BEGIN Input data

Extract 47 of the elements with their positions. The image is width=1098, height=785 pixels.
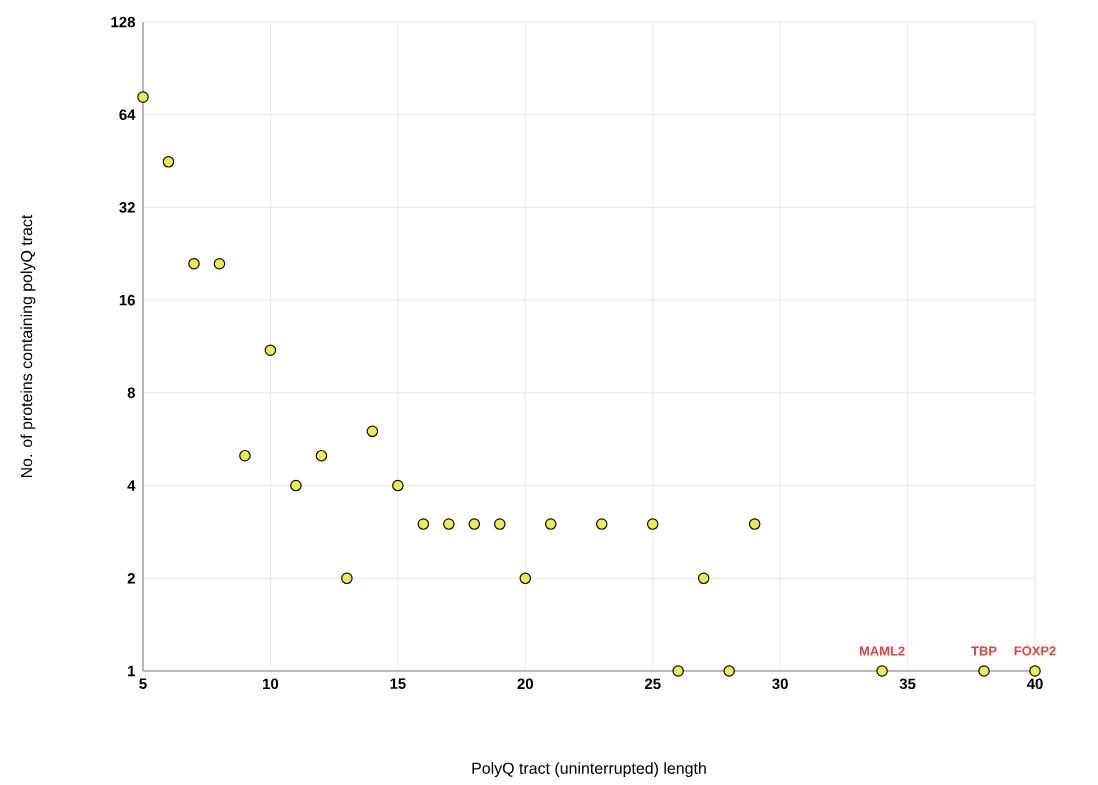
x-tick-label: 35 xyxy=(899,678,916,690)
y-tick-label: 1 xyxy=(128,665,136,677)
y-axis-title: No. of proteins containing polyQ tract xyxy=(20,214,36,478)
x-axis-title: PolyQ tract (uninterrupted) length xyxy=(472,762,706,778)
point xyxy=(188,257,200,270)
y-tick-label: 4 xyxy=(127,480,136,491)
annotation: TBP xyxy=(971,646,997,656)
point xyxy=(978,665,990,677)
point xyxy=(417,518,430,530)
point xyxy=(697,572,710,585)
point xyxy=(264,344,277,357)
point xyxy=(443,518,455,530)
point xyxy=(315,449,328,462)
y-tick-label: 64 xyxy=(119,109,136,120)
y-tick-label: 2 xyxy=(127,573,135,584)
y-tick-label: 128 xyxy=(111,16,136,28)
y-tick-label: 16 xyxy=(119,294,135,306)
x-tick-label: 20 xyxy=(517,678,533,690)
point xyxy=(213,257,226,270)
point xyxy=(544,518,557,530)
annotation: FOXP2 xyxy=(1014,646,1056,656)
point xyxy=(519,572,532,585)
y-tick-label: 32 xyxy=(119,202,135,213)
x-tick-label: 10 xyxy=(263,678,279,690)
point xyxy=(646,518,659,530)
point xyxy=(595,518,608,530)
annotation: MAML2 xyxy=(859,646,905,656)
point xyxy=(1029,665,1041,677)
point xyxy=(672,665,685,677)
x-tick-label: 40 xyxy=(1026,678,1043,690)
point xyxy=(366,425,379,438)
point xyxy=(392,479,404,492)
point xyxy=(723,665,735,677)
y-tick-label: 8 xyxy=(127,387,136,399)
point xyxy=(494,518,506,530)
point xyxy=(239,449,251,462)
point xyxy=(748,518,761,530)
point xyxy=(468,518,481,530)
x-tick-label: 30 xyxy=(772,678,788,690)
x-tick-label: 5 xyxy=(139,678,147,689)
x-tick-label: 15 xyxy=(390,678,406,689)
point xyxy=(876,665,888,677)
x-tick-label: 25 xyxy=(644,678,661,690)
point xyxy=(341,572,353,585)
point xyxy=(290,479,302,492)
point xyxy=(162,156,175,168)
point xyxy=(137,91,149,103)
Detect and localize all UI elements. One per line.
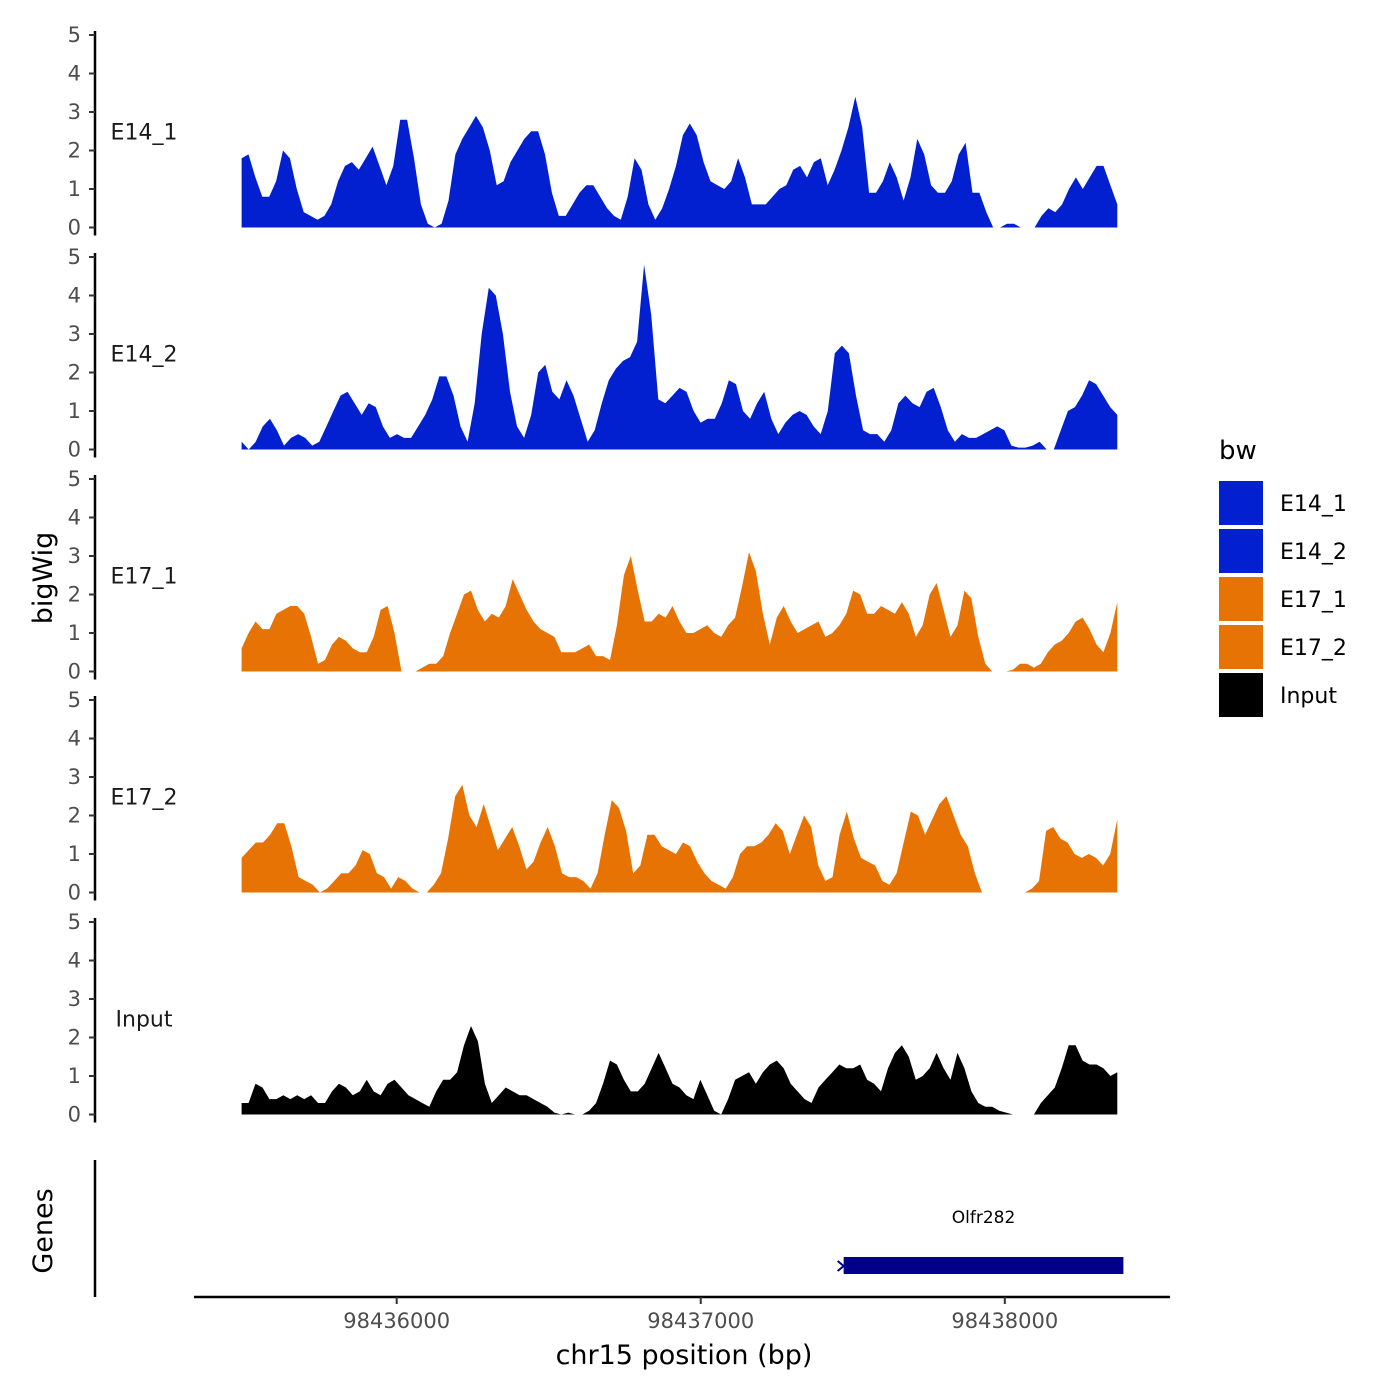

END Input data

Your task: Please print the data above once more, exactly and without images.

Task solution:
Extract 47 of the elements with their positions. The image is width=1098, height=785 pixels.
x-tick-label: 35 xyxy=(899,678,916,690)
y-tick-label: 1 xyxy=(128,665,136,677)
y-axis-title: No. of proteins containing polyQ tract xyxy=(20,214,36,478)
x-axis-title: PolyQ tract (uninterrupted) length xyxy=(472,762,706,778)
point xyxy=(188,257,200,270)
y-tick-label: 4 xyxy=(127,480,136,491)
annotation: TBP xyxy=(971,646,997,656)
point xyxy=(978,665,990,677)
point xyxy=(417,518,430,530)
point xyxy=(697,572,710,585)
point xyxy=(264,344,277,357)
point xyxy=(443,518,455,530)
point xyxy=(315,449,328,462)
y-tick-label: 64 xyxy=(119,109,136,120)
y-tick-label: 2 xyxy=(127,573,135,584)
y-tick-label: 128 xyxy=(111,16,136,28)
y-tick-label: 16 xyxy=(119,294,135,306)
x-tick-label: 20 xyxy=(517,678,533,690)
point xyxy=(213,257,226,270)
point xyxy=(544,518,557,530)
annotation: FOXP2 xyxy=(1014,646,1056,656)
point xyxy=(519,572,532,585)
y-tick-label: 32 xyxy=(119,202,135,213)
x-tick-label: 10 xyxy=(263,678,279,690)
point xyxy=(646,518,659,530)
point xyxy=(595,518,608,530)
annotation: MAML2 xyxy=(859,646,905,656)
point xyxy=(1029,665,1041,677)
point xyxy=(672,665,685,677)
x-tick-label: 40 xyxy=(1026,678,1043,690)
point xyxy=(366,425,379,438)
point xyxy=(392,479,404,492)
point xyxy=(723,665,735,677)
y-tick-label: 8 xyxy=(127,387,136,399)
point xyxy=(494,518,506,530)
point xyxy=(239,449,251,462)
point xyxy=(748,518,761,530)
point xyxy=(468,518,481,530)
x-tick-label: 30 xyxy=(772,678,788,690)
x-tick-label: 5 xyxy=(139,678,147,689)
x-tick-label: 15 xyxy=(390,678,406,689)
point xyxy=(876,665,888,677)
x-tick-label: 25 xyxy=(644,678,661,690)
point xyxy=(341,572,353,585)
point xyxy=(290,479,302,492)
point xyxy=(162,156,175,168)
point xyxy=(137,91,149,103)
Detect and localize all UI elements. One per line.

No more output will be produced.